Set down the full listing exactly, character for character.

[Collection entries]
________________________________________
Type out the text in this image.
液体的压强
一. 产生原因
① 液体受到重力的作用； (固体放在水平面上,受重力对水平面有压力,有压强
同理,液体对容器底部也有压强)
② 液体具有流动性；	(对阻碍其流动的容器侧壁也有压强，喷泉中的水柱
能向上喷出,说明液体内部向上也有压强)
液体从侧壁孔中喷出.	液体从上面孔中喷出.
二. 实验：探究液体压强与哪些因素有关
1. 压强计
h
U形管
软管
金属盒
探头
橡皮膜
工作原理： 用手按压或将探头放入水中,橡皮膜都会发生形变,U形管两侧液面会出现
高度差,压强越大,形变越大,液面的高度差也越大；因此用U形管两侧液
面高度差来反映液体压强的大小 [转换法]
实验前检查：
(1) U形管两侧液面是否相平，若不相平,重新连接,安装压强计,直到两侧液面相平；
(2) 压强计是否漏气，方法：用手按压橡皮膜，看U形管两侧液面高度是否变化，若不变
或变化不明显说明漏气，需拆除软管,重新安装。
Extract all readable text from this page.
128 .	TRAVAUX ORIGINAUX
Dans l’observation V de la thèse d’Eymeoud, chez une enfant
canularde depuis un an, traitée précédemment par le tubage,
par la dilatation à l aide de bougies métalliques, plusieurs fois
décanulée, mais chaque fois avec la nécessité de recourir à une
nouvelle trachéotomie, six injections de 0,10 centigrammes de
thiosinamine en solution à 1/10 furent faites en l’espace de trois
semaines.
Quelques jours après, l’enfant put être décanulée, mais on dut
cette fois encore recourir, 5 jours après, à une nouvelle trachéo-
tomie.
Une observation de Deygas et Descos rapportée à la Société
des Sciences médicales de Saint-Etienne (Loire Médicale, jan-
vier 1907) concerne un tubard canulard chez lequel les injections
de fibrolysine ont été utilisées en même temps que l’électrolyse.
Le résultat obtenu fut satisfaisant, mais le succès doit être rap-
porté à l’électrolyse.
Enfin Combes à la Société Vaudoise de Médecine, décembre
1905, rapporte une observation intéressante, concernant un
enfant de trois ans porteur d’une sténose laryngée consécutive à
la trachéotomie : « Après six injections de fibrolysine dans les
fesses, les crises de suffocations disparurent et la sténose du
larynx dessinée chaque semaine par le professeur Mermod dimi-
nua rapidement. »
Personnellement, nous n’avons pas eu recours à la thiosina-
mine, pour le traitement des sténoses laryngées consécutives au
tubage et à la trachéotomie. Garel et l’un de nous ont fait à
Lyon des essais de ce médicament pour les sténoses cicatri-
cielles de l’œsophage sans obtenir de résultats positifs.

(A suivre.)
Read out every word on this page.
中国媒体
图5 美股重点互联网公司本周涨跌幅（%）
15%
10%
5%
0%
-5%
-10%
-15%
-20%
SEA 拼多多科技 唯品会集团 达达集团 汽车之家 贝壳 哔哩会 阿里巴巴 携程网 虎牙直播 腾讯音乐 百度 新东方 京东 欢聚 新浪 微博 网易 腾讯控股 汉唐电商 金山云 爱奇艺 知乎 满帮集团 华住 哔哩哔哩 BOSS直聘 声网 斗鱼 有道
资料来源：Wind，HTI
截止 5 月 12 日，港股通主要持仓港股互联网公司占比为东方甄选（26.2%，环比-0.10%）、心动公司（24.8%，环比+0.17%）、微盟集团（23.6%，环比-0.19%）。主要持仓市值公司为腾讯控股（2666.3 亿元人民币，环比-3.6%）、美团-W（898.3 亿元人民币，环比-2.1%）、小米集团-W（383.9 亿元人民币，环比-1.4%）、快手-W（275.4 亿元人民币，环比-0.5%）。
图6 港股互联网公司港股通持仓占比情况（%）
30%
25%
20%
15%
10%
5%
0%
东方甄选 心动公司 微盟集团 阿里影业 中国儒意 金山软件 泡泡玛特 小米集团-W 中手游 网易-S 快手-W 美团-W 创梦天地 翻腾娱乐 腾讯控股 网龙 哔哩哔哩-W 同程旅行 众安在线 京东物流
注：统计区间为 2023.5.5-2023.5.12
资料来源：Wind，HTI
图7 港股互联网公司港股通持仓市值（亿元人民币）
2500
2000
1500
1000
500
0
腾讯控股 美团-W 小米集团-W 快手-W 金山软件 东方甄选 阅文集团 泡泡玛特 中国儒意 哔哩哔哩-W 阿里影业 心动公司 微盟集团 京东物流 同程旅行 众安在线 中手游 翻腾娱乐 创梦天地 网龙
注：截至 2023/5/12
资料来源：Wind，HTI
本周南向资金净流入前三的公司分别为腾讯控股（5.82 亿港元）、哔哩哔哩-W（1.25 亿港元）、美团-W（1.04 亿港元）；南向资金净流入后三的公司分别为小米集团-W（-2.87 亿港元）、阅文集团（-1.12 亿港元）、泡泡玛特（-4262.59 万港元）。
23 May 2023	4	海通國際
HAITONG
________________________________________
## Solution to this problem
Type out the text in this image.
液体的压强
一. 产生原因
① 液体受到重力的作用； (固体放在水平面上,受重力对水平面有压力,有压强
同理,液体对容器底部也有压强)
② 液体具有流动性；	(对阻碍其流动的容器侧壁也有压强，喷泉中的水柱
能向上喷出,说明液体内部向上也有压强)
液体从侧壁孔中喷出.	液体从上面孔中喷出.
二. 实验：探究液体压强与哪些因素有关
1. 压强计
h
U形管
软管
金属盒
探头
橡皮膜
工作原理： 用手按压或将探头放入水中,橡皮膜都会发生形变,U形管两侧液面会出现
高度差,压强越大,形变越大,液面的高度差也越大；因此用U形管两侧液
面高度差来反映液体压强的大小 [转换法]
实验前检查：
(1) U形管两侧液面是否相平，若不相平,重新连接,安装压强计,直到两侧液面相平；
(2) 压强计是否漏气，方法：用手按压橡皮膜，看U形管两侧液面高度是否变化，若不变
或变化不明显说明漏气，需拆除软管,重新安装。
Extract all readable text from this page.
128 .	TRAVAUX ORIGINAUX
Dans l’observation V de la thèse d’Eymeoud, chez une enfant
canularde depuis un an, traitée précédemment par le tubage,
par la dilatation à l aide de bougies métalliques, plusieurs fois
décanulée, mais chaque fois avec la nécessité de recourir à une
nouvelle trachéotomie, six injections de 0,10 centigrammes de
thiosinamine en solution à 1/10 furent faites en l’espace de trois
semaines.
Quelques jours après, l’enfant put être décanulée, mais on dut
cette fois encore recourir, 5 jours après, à une nouvelle trachéo-
tomie.
Une observation de Deygas et Descos rapportée à la Société
des Sciences médicales de Saint-Etienne (Loire Médicale, jan-
vier 1907) concerne un tubard canulard chez lequel les injections
de fibrolysine ont été utilisées en même temps que l’électrolyse.
Le résultat obtenu fut satisfaisant, mais le succès doit être rap-
porté à l’électrolyse.
Enfin Combes à la Société Vaudoise de Médecine, décembre
1905, rapporte une observation intéressante, concernant un
enfant de trois ans porteur d’une sténose laryngée consécutive à
la trachéotomie : « Après six injections de fibrolysine dans les
fesses, les crises de suffocations disparurent et la sténose du
larynx dessinée chaque semaine par le professeur Mermod dimi-
nua rapidement. »
Personnellement, nous n’avons pas eu recours à la thiosina-
mine, pour le traitement des sténoses laryngées consécutives au
tubage et à la trachéotomie. Garel et l’un de nous ont fait à
Lyon des essais de ce médicament pour les sténoses cicatri-
cielles de l’œsophage sans obtenir de résultats positifs.

(A suivre.)
Read out every word on this page.
中国媒体
图5 美股重点互联网公司本周涨跌幅（%）
15%
10%
5%
0%
-5%
-10%
-15%
-20%
SEA 拼多多科技 唯品会集团 达达集团 汽车之家 贝壳 哔哩会 阿里巴巴 携程网 虎牙直播 腾讯音乐 百度 新东方 京东 欢聚 新浪 微博 网易 腾讯控股 汉唐电商 金山云 爱奇艺 知乎 满帮集团 华住 哔哩哔哩 BOSS直聘 声网 斗鱼 有道
资料来源：Wind，HTI
截止 5 月 12 日，港股通主要持仓港股互联网公司占比为东方甄选（26.2%，环比-0.10%）、心动公司（24.8%，环比+0.17%）、微盟集团（23.6%，环比-0.19%）。主要持仓市值公司为腾讯控股（2666.3 亿元人民币，环比-3.6%）、美团-W（898.3 亿元人民币，环比-2.1%）、小米集团-W（383.9 亿元人民币，环比-1.4%）、快手-W（275.4 亿元人民币，环比-0.5%）。
图6 港股互联网公司港股通持仓占比情况（%）
30%
25%
20%
15%
10%
5%
0%
东方甄选 心动公司 微盟集团 阿里影业 中国儒意 金山软件 泡泡玛特 小米集团-W 中手游 网易-S 快手-W 美团-W 创梦天地 翻腾娱乐 腾讯控股 网龙 哔哩哔哩-W 同程旅行 众安在线 京东物流
注：统计区间为 2023.5.5-2023.5.12
资料来源：Wind，HTI
图7 港股互联网公司港股通持仓市值（亿元人民币）
2500
2000
1500
1000
500
0
腾讯控股 美团-W 小米集团-W 快手-W 金山软件 东方甄选 阅文集团 泡泡玛特 中国儒意 哔哩哔哩-W 阿里影业 心动公司 微盟集团 京东物流 同程旅行 众安在线 中手游 翻腾娱乐 创梦天地 网龙
注：截至 2023/5/12
资料来源：Wind，HTI
本周南向资金净流入前三的公司分别为腾讯控股（5.82 亿港元）、哔哩哔哩-W（1.25 亿港元）、美团-W（1.04 亿港元）；南向资金净流入后三的公司分别为小米集团-W（-2.87 亿港元）、阅文集团（-1.12 亿港元）、泡泡玛特（-4262.59 万港元）。
23 May 2023	4	海通國際
HAITONG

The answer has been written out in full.